__DIRECTIVE__. Reproduce all the entries precisely.

__EXTRACTED DATA__.
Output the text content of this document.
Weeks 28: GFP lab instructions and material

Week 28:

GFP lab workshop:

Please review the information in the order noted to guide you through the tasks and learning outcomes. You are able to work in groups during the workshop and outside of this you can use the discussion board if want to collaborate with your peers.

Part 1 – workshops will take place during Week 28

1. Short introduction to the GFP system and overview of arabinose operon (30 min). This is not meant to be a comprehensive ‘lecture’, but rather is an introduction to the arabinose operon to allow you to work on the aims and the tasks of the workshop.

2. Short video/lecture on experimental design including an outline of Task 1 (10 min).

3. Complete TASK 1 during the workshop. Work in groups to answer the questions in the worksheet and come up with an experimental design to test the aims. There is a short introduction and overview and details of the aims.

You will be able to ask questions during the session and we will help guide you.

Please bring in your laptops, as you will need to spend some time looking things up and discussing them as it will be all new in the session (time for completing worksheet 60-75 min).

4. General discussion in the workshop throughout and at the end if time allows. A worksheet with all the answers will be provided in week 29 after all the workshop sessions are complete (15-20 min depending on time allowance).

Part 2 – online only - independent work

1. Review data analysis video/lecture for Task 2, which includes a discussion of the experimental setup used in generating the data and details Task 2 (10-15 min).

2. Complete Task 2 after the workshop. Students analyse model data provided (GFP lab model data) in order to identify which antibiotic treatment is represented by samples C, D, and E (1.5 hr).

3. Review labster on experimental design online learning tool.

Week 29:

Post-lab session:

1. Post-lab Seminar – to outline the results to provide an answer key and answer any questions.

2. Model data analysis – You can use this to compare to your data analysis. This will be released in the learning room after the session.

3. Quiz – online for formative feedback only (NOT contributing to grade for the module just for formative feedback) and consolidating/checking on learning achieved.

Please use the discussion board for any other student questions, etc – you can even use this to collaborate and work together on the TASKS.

__RESPONSE TO THE TASK__.
Output the text content of this document.
Weeks 28: GFP lab instructions and material

Week 28:

GFP lab workshop:

Please review the information in the order noted to guide you through the tasks and learning outcomes. You are able to work in groups during the workshop and outside of this you can use the discussion board if want to collaborate with your peers.

Part 1 – workshops will take place during Week 28

1. Short introduction to the GFP system and overview of arabinose operon (30 min). This is not meant to be a comprehensive ‘lecture’, but rather is an introduction to the arabinose operon to allow you to work on the aims and the tasks of the workshop.

2. Short video/lecture on experimental design including an outline of Task 1 (10 min).

3. Complete TASK 1 during the workshop. Work in groups to answer the questions in the worksheet and come up with an experimental design to test the aims. There is a short introduction and overview and details of the aims.

You will be able to ask questions during the session and we will help guide you.

Please bring in your laptops, as you will need to spend some time looking things up and discussing them as it will be all new in the session (time for completing worksheet 60-75 min).

4. General discussion in the workshop throughout and at the end if time allows. A worksheet with all the answers will be provided in week 29 after all the workshop sessions are complete (15-20 min depending on time allowance).

Part 2 – online only - independent work

1. Review data analysis video/lecture for Task 2, which includes a discussion of the experimental setup used in generating the data and details Task 2 (10-15 min).

2. Complete Task 2 after the workshop. Students analyse model data provided (GFP lab model data) in order to identify which antibiotic treatment is represented by samples C, D, and E (1.5 hr).

3. Review labster on experimental design online learning tool.

Week 29:

Post-lab session:

1. Post-lab Seminar – to outline the results to provide an answer key and answer any questions.

2. Model data analysis – You can use this to compare to your data analysis. This will be released in the learning room after the session.

3. Quiz – online for formative feedback only (NOT contributing to grade for the module just for formative feedback) and consolidating/checking on learning achieved.

Please use the discussion board for any other student questions, etc – you can even use this to collaborate and work together on the TASKS.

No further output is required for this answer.